▸ **Work to do**
Extract, from the records beneath this instruction, each line that contains the word "мятой".

....................

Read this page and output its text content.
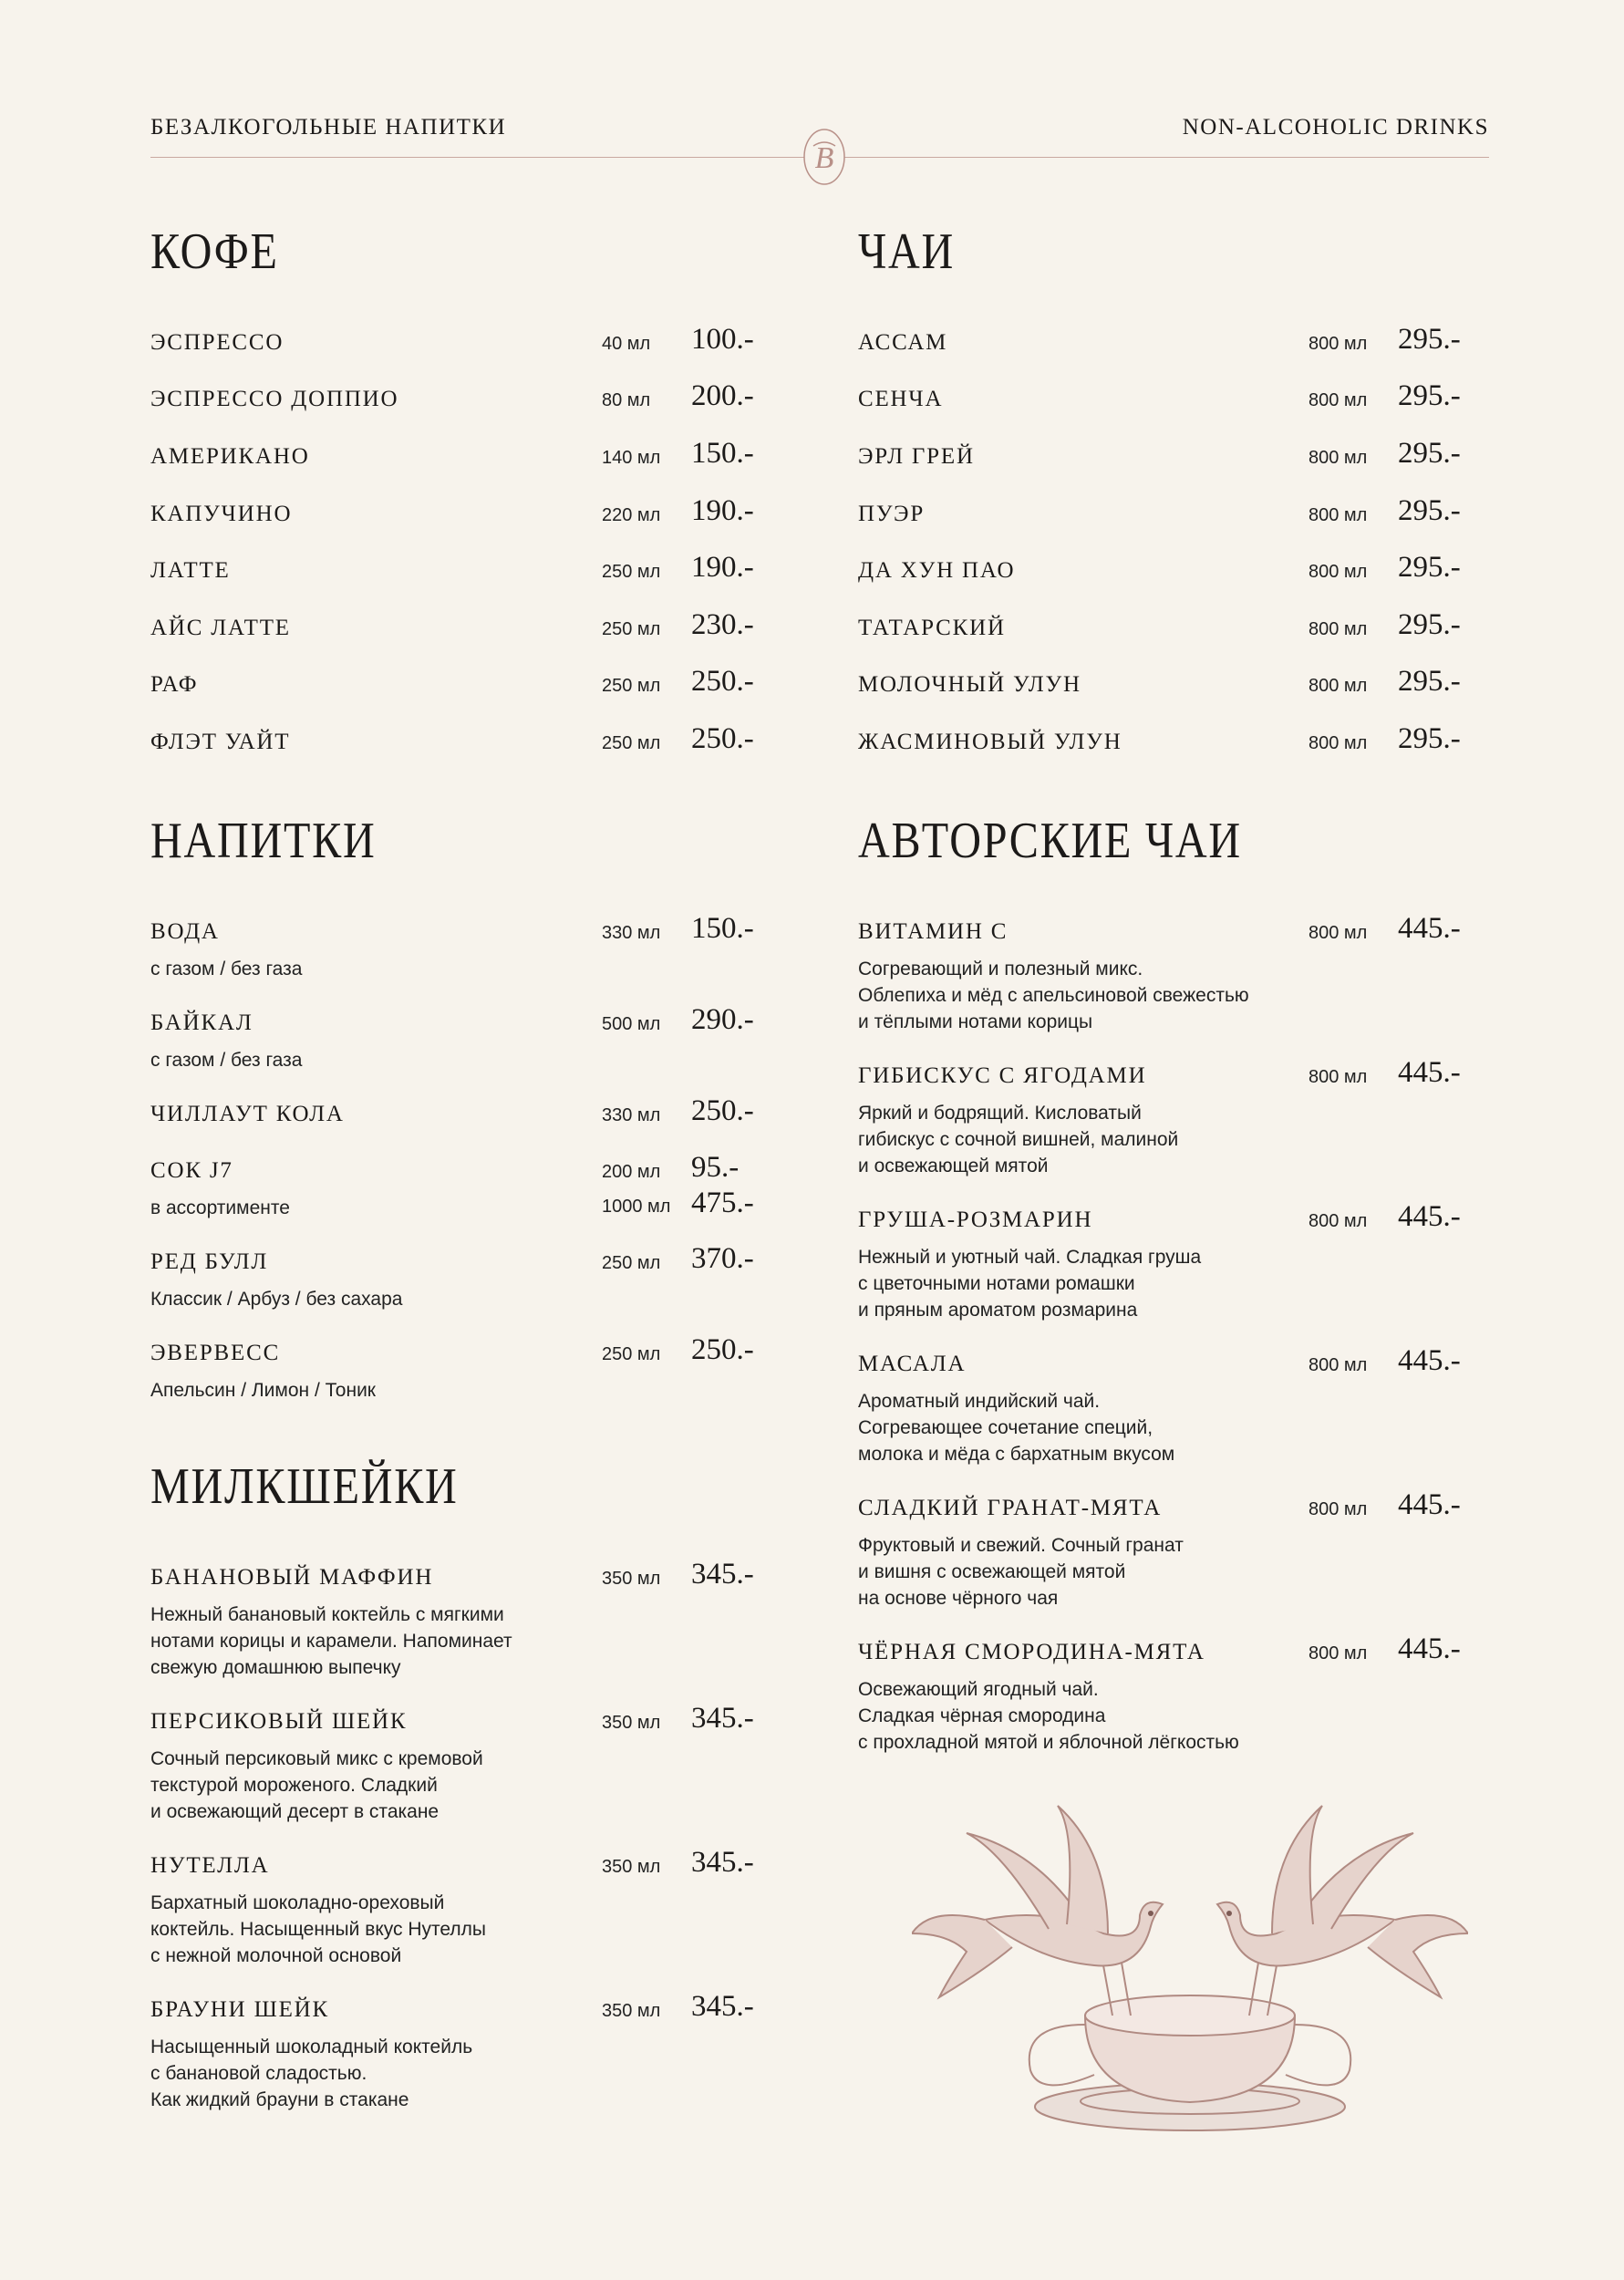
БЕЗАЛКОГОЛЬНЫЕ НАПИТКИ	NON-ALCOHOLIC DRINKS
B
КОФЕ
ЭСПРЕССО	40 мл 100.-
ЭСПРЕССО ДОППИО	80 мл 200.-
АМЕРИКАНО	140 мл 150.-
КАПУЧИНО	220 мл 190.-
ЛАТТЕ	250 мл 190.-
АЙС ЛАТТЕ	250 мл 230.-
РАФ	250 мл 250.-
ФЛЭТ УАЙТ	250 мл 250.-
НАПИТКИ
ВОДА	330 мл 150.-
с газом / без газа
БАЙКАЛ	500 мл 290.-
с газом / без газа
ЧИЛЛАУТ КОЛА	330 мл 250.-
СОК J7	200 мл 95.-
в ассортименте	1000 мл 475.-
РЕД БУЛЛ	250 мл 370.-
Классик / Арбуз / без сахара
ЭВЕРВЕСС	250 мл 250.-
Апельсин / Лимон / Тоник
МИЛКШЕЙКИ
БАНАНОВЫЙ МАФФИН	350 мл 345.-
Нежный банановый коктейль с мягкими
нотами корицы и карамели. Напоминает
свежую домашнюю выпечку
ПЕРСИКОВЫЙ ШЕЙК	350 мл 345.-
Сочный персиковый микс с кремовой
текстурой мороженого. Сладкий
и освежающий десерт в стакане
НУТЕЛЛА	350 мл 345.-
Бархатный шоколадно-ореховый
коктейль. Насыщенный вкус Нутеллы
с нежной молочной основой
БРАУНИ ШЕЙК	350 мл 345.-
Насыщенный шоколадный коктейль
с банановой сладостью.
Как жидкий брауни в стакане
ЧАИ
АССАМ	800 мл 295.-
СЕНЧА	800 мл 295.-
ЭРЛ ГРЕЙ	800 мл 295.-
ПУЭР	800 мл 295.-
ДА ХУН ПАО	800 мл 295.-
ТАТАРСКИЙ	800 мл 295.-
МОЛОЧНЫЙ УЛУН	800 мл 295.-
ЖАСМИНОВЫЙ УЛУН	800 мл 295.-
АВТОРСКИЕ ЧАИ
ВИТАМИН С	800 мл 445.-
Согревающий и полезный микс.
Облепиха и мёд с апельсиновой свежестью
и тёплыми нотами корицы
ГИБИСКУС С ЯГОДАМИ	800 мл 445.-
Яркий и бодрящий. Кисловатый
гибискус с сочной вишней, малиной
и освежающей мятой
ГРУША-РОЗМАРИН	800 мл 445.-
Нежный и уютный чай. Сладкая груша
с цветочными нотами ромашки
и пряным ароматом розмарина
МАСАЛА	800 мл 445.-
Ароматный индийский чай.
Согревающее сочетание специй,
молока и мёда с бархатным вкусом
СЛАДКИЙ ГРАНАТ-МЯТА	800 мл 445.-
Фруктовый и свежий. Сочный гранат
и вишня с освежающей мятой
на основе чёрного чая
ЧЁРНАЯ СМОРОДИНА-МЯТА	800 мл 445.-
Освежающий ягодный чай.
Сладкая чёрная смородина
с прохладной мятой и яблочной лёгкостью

....................

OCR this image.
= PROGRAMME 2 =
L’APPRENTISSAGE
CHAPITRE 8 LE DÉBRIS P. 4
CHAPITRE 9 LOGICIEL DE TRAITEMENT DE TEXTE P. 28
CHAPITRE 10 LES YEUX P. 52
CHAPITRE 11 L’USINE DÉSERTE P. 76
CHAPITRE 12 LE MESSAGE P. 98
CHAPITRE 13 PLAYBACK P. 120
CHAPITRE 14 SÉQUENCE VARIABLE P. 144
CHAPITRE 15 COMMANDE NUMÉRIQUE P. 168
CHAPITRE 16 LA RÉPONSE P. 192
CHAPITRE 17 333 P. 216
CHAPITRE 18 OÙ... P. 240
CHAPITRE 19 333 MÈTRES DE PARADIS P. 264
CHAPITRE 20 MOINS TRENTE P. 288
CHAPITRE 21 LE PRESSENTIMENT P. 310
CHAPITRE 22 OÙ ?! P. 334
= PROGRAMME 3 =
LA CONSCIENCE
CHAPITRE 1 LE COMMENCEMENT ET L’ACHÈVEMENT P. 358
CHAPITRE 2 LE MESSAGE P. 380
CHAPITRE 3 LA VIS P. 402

....................

▸ **Output below**
и освежающей мятой
и вишня с освежающей мятой
с прохладной мятой и яблочной лёгкостью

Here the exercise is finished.